Stored data
__________
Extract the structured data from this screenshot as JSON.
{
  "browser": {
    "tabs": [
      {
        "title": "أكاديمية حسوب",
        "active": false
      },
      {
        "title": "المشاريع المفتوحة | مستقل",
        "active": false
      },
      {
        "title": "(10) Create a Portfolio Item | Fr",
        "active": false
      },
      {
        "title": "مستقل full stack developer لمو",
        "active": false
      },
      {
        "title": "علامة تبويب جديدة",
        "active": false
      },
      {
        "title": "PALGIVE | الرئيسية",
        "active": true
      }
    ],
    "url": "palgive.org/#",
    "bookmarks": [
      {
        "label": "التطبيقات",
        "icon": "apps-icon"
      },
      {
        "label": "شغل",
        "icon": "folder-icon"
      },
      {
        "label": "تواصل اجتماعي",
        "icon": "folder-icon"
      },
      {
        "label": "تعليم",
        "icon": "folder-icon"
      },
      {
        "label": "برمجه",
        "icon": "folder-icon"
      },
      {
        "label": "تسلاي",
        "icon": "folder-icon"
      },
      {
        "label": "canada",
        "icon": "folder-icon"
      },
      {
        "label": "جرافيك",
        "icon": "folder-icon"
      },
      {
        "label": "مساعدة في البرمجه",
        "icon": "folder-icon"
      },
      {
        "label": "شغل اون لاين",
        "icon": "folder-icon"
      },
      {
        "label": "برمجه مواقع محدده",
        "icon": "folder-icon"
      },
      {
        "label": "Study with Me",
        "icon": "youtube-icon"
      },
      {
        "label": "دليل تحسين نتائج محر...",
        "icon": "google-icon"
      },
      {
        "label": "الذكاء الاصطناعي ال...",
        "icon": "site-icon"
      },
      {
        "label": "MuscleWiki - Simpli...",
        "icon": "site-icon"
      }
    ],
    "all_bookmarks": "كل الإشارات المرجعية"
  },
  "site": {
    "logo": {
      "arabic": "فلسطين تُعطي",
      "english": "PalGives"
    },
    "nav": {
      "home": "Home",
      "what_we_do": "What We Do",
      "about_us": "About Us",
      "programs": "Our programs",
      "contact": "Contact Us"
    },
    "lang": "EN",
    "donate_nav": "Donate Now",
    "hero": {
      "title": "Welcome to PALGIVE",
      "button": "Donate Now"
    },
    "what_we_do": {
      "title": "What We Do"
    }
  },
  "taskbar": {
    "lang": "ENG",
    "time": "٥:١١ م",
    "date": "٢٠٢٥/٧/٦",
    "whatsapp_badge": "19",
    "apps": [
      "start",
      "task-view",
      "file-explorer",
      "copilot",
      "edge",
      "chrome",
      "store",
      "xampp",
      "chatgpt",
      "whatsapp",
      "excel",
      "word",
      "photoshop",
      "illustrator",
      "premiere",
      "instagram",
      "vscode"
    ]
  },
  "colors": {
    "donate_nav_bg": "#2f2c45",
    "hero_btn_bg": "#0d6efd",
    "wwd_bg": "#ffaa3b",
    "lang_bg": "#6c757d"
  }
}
__________
THE TASK:
Exactly as written above, please repeat the entries.

WRITTEN REPLY:
Extract the structured data from this screenshot as JSON.
{
  "browser": {
    "tabs": [
      {
        "title": "أكاديمية حسوب",
        "active": false
      },
      {
        "title": "المشاريع المفتوحة | مستقل",
        "active": false
      },
      {
        "title": "(10) Create a Portfolio Item | Fr",
        "active": false
      },
      {
        "title": "مستقل full stack developer لمو",
        "active": false
      },
      {
        "title": "علامة تبويب جديدة",
        "active": false
      },
      {
        "title": "PALGIVE | الرئيسية",
        "active": true
      }
    ],
    "url": "palgive.org/#",
    "bookmarks": [
      {
        "label": "التطبيقات",
        "icon": "apps-icon"
      },
      {
        "label": "شغل",
        "icon": "folder-icon"
      },
      {
        "label": "تواصل اجتماعي",
        "icon": "folder-icon"
      },
      {
        "label": "تعليم",
        "icon": "folder-icon"
      },
      {
        "label": "برمجه",
        "icon": "folder-icon"
      },
      {
        "label": "تسلاي",
        "icon": "folder-icon"
      },
      {
        "label": "canada",
        "icon": "folder-icon"
      },
      {
        "label": "جرافيك",
        "icon": "folder-icon"
      },
      {
        "label": "مساعدة في البرمجه",
        "icon": "folder-icon"
      },
      {
        "label": "شغل اون لاين",
        "icon": "folder-icon"
      },
      {
        "label": "برمجه مواقع محدده",
        "icon": "folder-icon"
      },
      {
        "label": "Study with Me",
        "icon": "youtube-icon"
      },
      {
        "label": "دليل تحسين نتائج محر...",
        "icon": "google-icon"
      },
      {
        "label": "الذكاء الاصطناعي ال...",
        "icon": "site-icon"
      },
      {
        "label": "MuscleWiki - Simpli...",
        "icon": "site-icon"
      }
    ],
    "all_bookmarks": "كل الإشارات المرجعية"
  },
  "site": {
    "logo": {
      "arabic": "فلسطين تُعطي",
      "english": "PalGives"
    },
    "nav": {
      "home": "Home",
      "what_we_do": "What We Do",
      "about_us": "About Us",
      "programs": "Our programs",
      "contact": "Contact Us"
    },
    "lang": "EN",
    "donate_nav": "Donate Now",
    "hero": {
      "title": "Welcome to PALGIVE",
      "button": "Donate Now"
    },
    "what_we_do": {
      "title": "What We Do"
    }
  },
  "taskbar": {
    "lang": "ENG",
    "time": "٥:١١ م",
    "date": "٢٠٢٥/٧/٦",
    "whatsapp_badge": "19",
    "apps": [
      "start",
      "task-view",
      "file-explorer",
      "copilot",
      "edge",
      "chrome",
      "store",
      "xampp",
      "chatgpt",
      "whatsapp",
      "excel",
      "word",
      "photoshop",
      "illustrator",
      "premiere",
      "instagram",
      "vscode"
    ]
  },
  "colors": {
    "donate_nav_bg": "#2f2c45",
    "hero_btn_bg": "#0d6efd",
    "wwd_bg": "#ffaa3b",
    "lang_bg": "#6c757d"
  }
}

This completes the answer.